_Records shown_.
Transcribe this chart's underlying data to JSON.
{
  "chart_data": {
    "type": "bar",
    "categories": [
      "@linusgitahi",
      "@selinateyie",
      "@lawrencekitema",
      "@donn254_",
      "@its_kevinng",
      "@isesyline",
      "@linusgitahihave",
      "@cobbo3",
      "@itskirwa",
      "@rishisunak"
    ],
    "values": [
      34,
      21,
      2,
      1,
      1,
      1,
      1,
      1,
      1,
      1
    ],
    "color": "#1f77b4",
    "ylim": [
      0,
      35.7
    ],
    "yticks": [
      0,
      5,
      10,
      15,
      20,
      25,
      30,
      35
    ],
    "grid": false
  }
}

---

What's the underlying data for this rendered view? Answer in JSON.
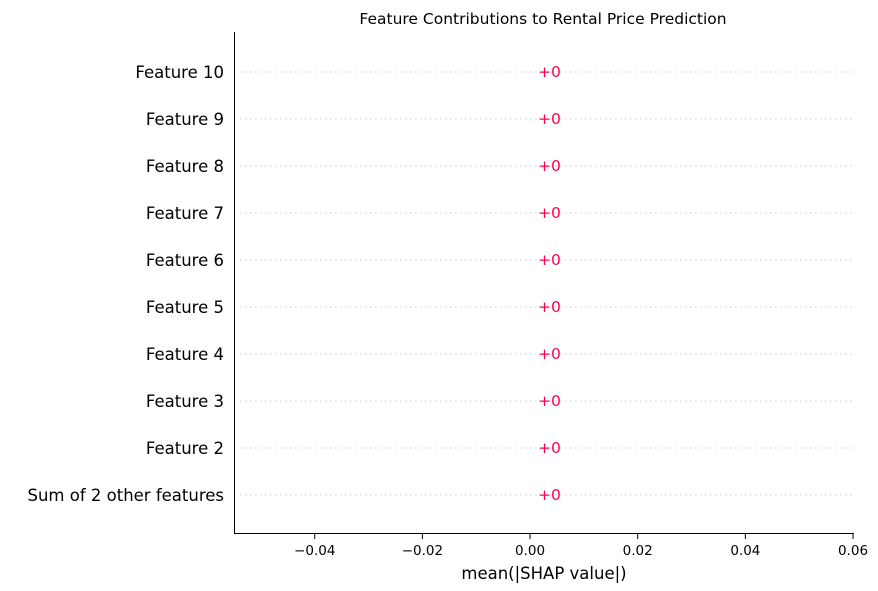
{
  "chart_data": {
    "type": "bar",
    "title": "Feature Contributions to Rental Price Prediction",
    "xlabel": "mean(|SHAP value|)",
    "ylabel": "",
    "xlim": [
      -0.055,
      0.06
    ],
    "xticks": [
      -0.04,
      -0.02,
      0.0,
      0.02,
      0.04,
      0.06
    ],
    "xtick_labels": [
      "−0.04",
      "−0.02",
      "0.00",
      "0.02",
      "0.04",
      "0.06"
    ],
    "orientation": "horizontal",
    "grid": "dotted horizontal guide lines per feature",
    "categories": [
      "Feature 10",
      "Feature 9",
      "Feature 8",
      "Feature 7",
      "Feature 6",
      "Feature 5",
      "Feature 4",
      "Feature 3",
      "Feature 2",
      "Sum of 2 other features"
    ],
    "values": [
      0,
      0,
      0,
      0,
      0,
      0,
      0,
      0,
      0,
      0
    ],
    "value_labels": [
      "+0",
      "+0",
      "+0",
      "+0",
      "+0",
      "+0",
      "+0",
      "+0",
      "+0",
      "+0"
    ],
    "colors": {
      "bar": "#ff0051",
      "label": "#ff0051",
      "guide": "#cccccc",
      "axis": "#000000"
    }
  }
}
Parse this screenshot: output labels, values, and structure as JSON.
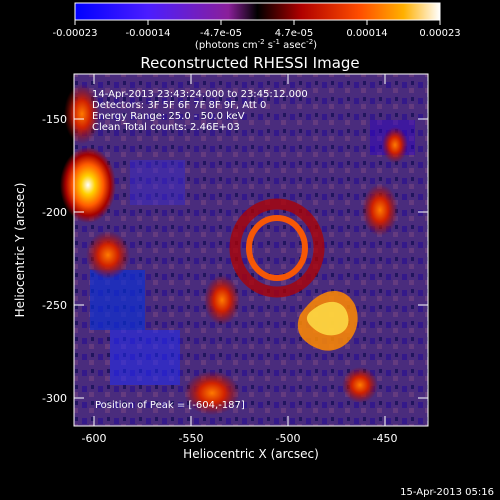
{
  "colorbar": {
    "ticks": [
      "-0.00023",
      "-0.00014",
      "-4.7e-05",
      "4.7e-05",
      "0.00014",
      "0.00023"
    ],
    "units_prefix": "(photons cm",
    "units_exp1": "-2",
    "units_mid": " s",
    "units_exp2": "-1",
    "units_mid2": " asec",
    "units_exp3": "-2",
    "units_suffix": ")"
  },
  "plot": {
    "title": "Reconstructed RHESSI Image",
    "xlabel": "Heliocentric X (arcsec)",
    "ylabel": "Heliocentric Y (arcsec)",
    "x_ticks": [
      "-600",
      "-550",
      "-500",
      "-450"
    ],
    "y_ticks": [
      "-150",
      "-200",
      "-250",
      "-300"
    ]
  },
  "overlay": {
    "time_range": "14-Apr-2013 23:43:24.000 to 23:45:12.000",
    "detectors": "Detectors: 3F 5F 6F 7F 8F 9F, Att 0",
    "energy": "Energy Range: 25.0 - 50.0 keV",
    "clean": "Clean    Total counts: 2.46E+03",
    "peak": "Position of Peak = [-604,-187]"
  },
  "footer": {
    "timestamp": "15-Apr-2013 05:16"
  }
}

==

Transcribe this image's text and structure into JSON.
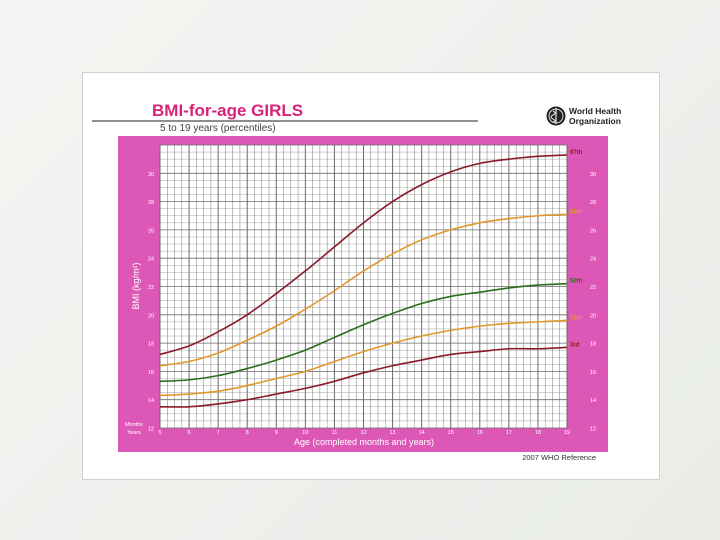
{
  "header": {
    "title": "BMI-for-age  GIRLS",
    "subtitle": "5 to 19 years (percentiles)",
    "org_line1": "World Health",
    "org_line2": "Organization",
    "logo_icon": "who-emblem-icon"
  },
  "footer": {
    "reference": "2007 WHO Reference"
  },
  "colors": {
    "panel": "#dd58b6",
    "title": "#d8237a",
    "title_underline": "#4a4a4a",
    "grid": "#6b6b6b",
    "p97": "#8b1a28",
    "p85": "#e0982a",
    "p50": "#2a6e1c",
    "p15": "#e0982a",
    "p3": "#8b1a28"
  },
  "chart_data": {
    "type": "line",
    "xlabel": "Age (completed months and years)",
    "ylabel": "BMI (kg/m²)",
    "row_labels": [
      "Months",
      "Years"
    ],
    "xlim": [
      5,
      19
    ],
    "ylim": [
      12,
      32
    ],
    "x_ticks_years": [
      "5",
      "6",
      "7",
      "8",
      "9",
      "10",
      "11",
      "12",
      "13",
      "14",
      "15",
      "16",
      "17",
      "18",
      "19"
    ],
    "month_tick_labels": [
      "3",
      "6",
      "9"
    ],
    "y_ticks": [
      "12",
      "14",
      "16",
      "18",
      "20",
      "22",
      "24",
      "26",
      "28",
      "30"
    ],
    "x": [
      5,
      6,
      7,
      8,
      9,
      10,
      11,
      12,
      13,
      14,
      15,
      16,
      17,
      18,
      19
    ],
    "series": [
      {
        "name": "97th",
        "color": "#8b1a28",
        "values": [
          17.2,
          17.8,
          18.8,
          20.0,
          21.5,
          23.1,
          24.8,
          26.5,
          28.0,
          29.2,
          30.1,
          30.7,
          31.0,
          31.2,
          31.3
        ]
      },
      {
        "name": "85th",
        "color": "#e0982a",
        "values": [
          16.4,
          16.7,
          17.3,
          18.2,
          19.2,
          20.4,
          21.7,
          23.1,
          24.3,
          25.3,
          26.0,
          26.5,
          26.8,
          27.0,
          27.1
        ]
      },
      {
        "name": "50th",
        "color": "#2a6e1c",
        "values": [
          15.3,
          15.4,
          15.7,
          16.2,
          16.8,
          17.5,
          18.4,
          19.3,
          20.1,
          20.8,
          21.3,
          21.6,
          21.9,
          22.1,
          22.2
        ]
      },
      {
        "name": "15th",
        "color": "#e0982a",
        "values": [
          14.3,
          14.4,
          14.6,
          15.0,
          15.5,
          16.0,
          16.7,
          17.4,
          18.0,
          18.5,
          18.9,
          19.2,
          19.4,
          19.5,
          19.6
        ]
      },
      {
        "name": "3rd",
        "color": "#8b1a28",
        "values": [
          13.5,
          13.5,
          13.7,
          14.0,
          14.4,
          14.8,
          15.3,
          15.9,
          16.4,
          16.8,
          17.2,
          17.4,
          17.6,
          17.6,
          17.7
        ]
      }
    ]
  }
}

_Written task_. Gather each line in the data that holds the string "underlying".

_Task output_.
Transcribe this chart's underlying data to JSON.
What's the underlying data for this rendered view? Answer in JSON.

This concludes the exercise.